[What is required] Every record below is to be restated word for word.

[Dataset rows for document pages]
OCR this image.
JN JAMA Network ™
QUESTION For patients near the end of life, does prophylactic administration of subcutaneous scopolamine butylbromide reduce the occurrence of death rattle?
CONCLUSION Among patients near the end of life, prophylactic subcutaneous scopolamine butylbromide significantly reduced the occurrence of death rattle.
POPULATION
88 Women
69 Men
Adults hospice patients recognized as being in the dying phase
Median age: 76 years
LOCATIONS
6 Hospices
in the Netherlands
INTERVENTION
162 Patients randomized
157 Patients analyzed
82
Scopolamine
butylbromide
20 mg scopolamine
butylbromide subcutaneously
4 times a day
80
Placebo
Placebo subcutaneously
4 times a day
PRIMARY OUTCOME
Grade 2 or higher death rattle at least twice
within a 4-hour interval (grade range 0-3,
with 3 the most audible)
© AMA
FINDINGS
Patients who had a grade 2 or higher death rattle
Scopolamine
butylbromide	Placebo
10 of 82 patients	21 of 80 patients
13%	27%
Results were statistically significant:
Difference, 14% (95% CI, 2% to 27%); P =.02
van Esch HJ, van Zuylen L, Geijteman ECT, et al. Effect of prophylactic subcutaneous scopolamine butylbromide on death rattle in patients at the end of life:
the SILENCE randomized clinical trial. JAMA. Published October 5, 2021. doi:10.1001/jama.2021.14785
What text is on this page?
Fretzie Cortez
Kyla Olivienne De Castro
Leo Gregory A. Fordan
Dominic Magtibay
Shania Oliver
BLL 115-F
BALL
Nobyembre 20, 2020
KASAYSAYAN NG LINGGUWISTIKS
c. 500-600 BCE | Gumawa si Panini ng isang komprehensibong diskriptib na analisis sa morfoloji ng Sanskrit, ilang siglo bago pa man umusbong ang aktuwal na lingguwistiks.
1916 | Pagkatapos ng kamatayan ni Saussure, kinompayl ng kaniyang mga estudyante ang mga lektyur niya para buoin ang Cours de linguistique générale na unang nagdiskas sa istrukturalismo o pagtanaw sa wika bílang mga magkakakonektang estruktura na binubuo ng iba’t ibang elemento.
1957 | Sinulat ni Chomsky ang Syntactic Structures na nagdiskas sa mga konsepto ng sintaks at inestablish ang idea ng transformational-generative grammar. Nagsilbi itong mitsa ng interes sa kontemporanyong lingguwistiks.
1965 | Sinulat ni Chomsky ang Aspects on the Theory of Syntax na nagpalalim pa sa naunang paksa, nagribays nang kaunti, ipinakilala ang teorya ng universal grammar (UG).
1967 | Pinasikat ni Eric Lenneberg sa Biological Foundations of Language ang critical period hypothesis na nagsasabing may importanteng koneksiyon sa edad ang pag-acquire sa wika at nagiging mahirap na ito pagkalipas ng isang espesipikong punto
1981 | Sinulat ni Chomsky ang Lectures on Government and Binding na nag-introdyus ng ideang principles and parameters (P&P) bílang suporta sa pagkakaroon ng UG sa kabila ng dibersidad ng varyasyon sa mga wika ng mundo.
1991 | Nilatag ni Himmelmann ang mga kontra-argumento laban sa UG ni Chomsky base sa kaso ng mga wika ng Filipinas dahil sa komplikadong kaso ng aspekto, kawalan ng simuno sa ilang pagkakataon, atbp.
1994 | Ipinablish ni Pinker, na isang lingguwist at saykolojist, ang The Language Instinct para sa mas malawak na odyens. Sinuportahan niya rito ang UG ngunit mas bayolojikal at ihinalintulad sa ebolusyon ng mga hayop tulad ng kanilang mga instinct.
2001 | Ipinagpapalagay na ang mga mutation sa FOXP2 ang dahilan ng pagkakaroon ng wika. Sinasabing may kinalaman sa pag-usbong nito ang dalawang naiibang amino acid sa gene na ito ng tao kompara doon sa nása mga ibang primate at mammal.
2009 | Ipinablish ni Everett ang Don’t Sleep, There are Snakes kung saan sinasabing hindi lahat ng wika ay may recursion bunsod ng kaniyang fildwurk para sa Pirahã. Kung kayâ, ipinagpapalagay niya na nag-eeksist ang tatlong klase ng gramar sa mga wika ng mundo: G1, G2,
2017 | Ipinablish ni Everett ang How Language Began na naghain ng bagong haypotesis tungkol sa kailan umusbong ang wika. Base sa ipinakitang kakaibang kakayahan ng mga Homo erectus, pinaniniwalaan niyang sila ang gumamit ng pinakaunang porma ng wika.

[Exercise solution]
OCR this image.
JN JAMA Network ™
QUESTION For patients near the end of life, does prophylactic administration of subcutaneous scopolamine butylbromide reduce the occurrence of death rattle?
CONCLUSION Among patients near the end of life, prophylactic subcutaneous scopolamine butylbromide significantly reduced the occurrence of death rattle.
POPULATION
88 Women
69 Men
Adults hospice patients recognized as being in the dying phase
Median age: 76 years
LOCATIONS
6 Hospices
in the Netherlands
INTERVENTION
162 Patients randomized
157 Patients analyzed
82
Scopolamine
butylbromide
20 mg scopolamine
butylbromide subcutaneously
4 times a day
80
Placebo
Placebo subcutaneously
4 times a day
PRIMARY OUTCOME
Grade 2 or higher death rattle at least twice
within a 4-hour interval (grade range 0-3,
with 3 the most audible)
© AMA
FINDINGS
Patients who had a grade 2 or higher death rattle
Scopolamine
butylbromide	Placebo
10 of 82 patients	21 of 80 patients
13%	27%
Results were statistically significant:
Difference, 14% (95% CI, 2% to 27%); P =.02
van Esch HJ, van Zuylen L, Geijteman ECT, et al. Effect of prophylactic subcutaneous scopolamine butylbromide on death rattle in patients at the end of life:
the SILENCE randomized clinical trial. JAMA. Published October 5, 2021. doi:10.1001/jama.2021.14785
What text is on this page?
Fretzie Cortez
Kyla Olivienne De Castro
Leo Gregory A. Fordan
Dominic Magtibay
Shania Oliver
BLL 115-F
BALL
Nobyembre 20, 2020
KASAYSAYAN NG LINGGUWISTIKS
c. 500-600 BCE | Gumawa si Panini ng isang komprehensibong diskriptib na analisis sa morfoloji ng Sanskrit, ilang siglo bago pa man umusbong ang aktuwal na lingguwistiks.
1916 | Pagkatapos ng kamatayan ni Saussure, kinompayl ng kaniyang mga estudyante ang mga lektyur niya para buoin ang Cours de linguistique générale na unang nagdiskas sa istrukturalismo o pagtanaw sa wika bílang mga magkakakonektang estruktura na binubuo ng iba’t ibang elemento.
1957 | Sinulat ni Chomsky ang Syntactic Structures na nagdiskas sa mga konsepto ng sintaks at inestablish ang idea ng transformational-generative grammar. Nagsilbi itong mitsa ng interes sa kontemporanyong lingguwistiks.
1965 | Sinulat ni Chomsky ang Aspects on the Theory of Syntax na nagpalalim pa sa naunang paksa, nagribays nang kaunti, ipinakilala ang teorya ng universal grammar (UG).
1967 | Pinasikat ni Eric Lenneberg sa Biological Foundations of Language ang critical period hypothesis na nagsasabing may importanteng koneksiyon sa edad ang pag-acquire sa wika at nagiging mahirap na ito pagkalipas ng isang espesipikong punto
1981 | Sinulat ni Chomsky ang Lectures on Government and Binding na nag-introdyus ng ideang principles and parameters (P&P) bílang suporta sa pagkakaroon ng UG sa kabila ng dibersidad ng varyasyon sa mga wika ng mundo.
1991 | Nilatag ni Himmelmann ang mga kontra-argumento laban sa UG ni Chomsky base sa kaso ng mga wika ng Filipinas dahil sa komplikadong kaso ng aspekto, kawalan ng simuno sa ilang pagkakataon, atbp.
1994 | Ipinablish ni Pinker, na isang lingguwist at saykolojist, ang The Language Instinct para sa mas malawak na odyens. Sinuportahan niya rito ang UG ngunit mas bayolojikal at ihinalintulad sa ebolusyon ng mga hayop tulad ng kanilang mga instinct.
2001 | Ipinagpapalagay na ang mga mutation sa FOXP2 ang dahilan ng pagkakaroon ng wika. Sinasabing may kinalaman sa pag-usbong nito ang dalawang naiibang amino acid sa gene na ito ng tao kompara doon sa nása mga ibang primate at mammal.
2009 | Ipinablish ni Everett ang Don’t Sleep, There are Snakes kung saan sinasabing hindi lahat ng wika ay may recursion bunsod ng kaniyang fildwurk para sa Pirahã. Kung kayâ, ipinagpapalagay niya na nag-eeksist ang tatlong klase ng gramar sa mga wika ng mundo: G1, G2,
2017 | Ipinablish ni Everett ang How Language Began na naghain ng bagong haypotesis tungkol sa kailan umusbong ang wika. Base sa ipinakitang kakaibang kakayahan ng mga Homo erectus, pinaniniwalaan niyang sila ang gumamit ng pinakaunang porma ng wika.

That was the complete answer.